__Problem to work on__: From the listing below, return each line that includes "differentiation".

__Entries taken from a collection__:
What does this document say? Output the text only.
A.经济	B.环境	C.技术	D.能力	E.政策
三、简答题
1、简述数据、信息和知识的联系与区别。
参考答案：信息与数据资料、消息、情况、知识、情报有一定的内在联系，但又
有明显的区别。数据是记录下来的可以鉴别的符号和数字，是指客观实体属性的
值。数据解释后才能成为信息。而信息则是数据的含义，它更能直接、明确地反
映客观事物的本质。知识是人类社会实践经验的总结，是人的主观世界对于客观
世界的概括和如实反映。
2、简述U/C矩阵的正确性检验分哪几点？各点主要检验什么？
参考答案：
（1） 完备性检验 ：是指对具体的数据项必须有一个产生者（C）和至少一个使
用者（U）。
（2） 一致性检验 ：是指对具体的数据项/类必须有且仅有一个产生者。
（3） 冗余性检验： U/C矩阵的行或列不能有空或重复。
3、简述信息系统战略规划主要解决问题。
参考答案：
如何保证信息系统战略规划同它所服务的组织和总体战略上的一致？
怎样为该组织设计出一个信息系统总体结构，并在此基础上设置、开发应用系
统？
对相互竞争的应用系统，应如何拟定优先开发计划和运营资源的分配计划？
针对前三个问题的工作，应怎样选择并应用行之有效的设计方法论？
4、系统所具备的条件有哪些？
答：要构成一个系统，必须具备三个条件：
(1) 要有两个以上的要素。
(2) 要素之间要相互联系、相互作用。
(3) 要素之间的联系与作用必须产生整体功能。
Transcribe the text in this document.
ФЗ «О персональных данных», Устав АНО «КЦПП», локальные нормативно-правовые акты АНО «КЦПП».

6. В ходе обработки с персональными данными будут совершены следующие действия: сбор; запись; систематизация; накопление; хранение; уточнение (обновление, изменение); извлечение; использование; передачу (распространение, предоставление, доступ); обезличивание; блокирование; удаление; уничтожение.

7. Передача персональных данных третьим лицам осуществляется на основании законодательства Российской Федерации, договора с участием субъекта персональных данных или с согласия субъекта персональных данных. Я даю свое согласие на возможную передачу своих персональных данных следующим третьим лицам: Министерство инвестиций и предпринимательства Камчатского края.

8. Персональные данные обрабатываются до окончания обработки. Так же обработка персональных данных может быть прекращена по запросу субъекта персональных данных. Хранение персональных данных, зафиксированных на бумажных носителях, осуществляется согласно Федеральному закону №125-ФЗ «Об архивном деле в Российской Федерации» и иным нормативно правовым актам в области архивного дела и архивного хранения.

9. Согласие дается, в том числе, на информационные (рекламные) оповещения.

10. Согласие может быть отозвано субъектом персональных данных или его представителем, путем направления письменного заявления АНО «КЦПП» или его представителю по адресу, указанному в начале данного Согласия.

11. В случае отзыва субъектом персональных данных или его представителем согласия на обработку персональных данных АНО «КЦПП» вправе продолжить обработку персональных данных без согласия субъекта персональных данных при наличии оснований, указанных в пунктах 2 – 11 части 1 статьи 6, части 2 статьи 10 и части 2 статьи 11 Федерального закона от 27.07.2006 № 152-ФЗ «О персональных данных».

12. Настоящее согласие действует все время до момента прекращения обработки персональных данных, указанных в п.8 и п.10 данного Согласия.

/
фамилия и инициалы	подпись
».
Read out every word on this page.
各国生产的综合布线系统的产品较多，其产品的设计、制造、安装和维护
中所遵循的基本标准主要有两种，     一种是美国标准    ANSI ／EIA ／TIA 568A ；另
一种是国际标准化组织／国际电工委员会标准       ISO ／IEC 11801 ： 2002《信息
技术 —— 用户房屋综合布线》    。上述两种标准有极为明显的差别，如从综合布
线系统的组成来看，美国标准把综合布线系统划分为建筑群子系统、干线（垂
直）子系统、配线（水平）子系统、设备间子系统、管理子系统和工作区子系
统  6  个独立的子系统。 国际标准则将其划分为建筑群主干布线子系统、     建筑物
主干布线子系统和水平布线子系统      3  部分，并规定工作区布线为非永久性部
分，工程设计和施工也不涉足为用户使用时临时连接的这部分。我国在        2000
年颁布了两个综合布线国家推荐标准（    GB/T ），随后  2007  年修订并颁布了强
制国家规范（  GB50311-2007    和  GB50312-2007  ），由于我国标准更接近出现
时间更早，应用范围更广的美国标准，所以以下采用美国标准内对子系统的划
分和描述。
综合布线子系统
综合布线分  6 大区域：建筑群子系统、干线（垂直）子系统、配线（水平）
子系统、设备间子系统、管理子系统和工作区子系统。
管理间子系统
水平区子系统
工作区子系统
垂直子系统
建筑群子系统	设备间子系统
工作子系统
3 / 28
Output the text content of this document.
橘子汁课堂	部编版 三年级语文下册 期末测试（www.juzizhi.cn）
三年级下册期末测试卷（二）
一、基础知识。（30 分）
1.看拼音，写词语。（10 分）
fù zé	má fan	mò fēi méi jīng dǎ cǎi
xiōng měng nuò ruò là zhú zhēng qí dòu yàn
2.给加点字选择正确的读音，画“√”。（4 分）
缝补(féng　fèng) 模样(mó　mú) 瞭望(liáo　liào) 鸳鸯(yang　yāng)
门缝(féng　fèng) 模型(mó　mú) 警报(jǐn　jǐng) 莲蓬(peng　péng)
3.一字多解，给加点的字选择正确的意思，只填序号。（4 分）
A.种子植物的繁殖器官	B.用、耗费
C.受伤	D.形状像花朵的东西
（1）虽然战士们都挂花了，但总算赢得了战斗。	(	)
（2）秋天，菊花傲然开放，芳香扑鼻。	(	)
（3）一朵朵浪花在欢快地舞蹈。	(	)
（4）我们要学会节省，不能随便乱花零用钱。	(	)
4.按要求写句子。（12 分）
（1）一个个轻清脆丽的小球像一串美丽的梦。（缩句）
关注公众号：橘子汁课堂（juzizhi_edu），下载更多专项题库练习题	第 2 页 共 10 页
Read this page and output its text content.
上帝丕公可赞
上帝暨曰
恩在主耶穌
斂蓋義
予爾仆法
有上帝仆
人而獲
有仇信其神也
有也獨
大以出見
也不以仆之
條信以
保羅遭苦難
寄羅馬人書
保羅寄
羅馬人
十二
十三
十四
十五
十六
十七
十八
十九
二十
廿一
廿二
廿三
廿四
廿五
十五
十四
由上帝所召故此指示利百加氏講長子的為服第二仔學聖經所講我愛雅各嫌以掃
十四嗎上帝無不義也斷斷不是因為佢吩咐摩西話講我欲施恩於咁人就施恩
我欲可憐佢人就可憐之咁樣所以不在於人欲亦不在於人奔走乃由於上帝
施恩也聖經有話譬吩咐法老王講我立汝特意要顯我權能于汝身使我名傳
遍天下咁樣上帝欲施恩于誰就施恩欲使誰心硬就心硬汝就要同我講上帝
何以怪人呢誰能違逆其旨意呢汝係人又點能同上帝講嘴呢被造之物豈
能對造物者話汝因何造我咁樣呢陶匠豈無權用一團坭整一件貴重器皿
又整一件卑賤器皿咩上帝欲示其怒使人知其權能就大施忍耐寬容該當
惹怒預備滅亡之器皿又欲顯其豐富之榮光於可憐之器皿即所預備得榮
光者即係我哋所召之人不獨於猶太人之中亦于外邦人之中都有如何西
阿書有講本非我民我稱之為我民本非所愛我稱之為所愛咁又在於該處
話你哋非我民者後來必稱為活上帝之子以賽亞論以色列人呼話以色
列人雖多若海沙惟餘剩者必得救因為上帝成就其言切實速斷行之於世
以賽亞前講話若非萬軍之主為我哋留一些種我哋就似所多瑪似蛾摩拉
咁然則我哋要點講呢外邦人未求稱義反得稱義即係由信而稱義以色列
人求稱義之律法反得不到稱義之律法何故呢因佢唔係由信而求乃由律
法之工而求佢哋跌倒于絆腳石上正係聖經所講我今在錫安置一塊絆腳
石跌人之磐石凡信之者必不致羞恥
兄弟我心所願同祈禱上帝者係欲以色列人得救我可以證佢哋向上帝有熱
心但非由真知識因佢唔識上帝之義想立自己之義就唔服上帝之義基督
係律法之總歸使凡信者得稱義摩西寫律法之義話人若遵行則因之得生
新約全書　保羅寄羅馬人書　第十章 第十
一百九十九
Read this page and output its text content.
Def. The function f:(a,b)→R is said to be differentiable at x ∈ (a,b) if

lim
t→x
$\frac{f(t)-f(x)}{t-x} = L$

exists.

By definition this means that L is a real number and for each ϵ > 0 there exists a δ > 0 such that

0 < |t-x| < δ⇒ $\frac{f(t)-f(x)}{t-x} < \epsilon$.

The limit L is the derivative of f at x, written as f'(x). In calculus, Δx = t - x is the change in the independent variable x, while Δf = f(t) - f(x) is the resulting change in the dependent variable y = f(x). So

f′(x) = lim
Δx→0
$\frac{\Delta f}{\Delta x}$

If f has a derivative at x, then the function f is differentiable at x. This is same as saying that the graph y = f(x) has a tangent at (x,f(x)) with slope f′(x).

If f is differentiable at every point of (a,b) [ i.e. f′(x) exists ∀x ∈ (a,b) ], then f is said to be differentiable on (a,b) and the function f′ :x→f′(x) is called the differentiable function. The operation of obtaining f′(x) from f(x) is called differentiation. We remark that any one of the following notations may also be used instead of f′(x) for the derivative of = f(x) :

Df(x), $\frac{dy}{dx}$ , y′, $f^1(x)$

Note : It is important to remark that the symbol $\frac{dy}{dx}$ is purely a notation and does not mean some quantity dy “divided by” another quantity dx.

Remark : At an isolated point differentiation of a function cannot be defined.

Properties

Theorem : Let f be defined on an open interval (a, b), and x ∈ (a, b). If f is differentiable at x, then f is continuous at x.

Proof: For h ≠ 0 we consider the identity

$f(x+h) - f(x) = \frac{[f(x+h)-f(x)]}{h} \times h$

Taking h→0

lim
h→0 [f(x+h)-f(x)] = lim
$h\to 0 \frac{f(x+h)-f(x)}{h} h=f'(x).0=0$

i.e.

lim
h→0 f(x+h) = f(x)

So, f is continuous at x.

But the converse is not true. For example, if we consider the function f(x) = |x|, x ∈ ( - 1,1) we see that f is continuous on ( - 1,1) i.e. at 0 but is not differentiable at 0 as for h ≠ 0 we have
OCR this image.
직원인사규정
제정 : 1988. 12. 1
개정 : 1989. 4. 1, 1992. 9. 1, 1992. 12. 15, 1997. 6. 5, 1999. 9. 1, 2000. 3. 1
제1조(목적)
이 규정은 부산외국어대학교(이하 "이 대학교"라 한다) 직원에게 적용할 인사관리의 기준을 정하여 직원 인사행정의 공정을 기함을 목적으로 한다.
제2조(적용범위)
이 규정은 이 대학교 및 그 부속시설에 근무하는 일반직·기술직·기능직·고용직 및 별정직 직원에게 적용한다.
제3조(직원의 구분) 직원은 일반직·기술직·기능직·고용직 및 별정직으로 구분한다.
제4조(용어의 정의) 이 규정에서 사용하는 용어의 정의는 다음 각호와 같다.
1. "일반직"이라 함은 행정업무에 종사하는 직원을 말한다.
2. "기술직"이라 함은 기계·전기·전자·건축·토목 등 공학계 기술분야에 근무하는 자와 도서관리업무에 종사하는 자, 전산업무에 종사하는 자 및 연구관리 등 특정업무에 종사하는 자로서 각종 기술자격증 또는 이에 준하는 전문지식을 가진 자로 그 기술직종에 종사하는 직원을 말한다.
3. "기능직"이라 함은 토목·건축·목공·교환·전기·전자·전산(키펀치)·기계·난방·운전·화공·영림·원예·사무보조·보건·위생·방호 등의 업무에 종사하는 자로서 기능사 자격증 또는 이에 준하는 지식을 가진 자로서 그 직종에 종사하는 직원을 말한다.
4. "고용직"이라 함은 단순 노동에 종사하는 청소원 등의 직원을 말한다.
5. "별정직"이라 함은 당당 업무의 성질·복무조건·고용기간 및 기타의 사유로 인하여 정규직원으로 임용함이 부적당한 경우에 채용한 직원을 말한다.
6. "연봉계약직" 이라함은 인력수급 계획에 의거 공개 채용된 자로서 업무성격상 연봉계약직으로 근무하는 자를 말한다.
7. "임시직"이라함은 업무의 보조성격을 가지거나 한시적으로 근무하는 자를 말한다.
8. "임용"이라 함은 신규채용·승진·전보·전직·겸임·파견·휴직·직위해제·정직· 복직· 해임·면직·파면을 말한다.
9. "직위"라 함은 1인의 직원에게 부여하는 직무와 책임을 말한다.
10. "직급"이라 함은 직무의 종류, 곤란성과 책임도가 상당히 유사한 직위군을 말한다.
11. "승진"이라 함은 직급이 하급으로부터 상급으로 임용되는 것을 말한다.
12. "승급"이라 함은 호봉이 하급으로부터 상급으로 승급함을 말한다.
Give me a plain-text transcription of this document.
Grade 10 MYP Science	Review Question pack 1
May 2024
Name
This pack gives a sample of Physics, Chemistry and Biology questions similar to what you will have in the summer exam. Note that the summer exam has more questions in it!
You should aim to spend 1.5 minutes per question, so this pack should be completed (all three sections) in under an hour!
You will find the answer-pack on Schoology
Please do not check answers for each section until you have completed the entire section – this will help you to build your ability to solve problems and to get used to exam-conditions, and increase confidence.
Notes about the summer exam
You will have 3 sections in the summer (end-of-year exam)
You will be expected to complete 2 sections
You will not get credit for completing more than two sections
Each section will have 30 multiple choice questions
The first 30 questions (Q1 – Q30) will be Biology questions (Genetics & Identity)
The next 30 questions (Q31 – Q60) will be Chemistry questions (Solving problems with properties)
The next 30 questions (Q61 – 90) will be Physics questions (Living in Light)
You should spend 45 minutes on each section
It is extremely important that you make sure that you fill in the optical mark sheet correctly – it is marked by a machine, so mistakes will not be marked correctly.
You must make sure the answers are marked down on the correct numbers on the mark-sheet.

__Output__:
If f is differentiable at every point of (a,b) [ i.e. f′(x) exists ∀x ∈ (a,b) ], then f is said to be differentiable on (a,b) and the function f′ :x→f′(x) is called the differentiable function. The operation of obtaining f′(x) from f(x) is called differentiation. We remark that any one of the following notations may also be used instead of f′(x) for the derivative of = f(x) :
Remark : At an isolated point differentiation of a function cannot be defined.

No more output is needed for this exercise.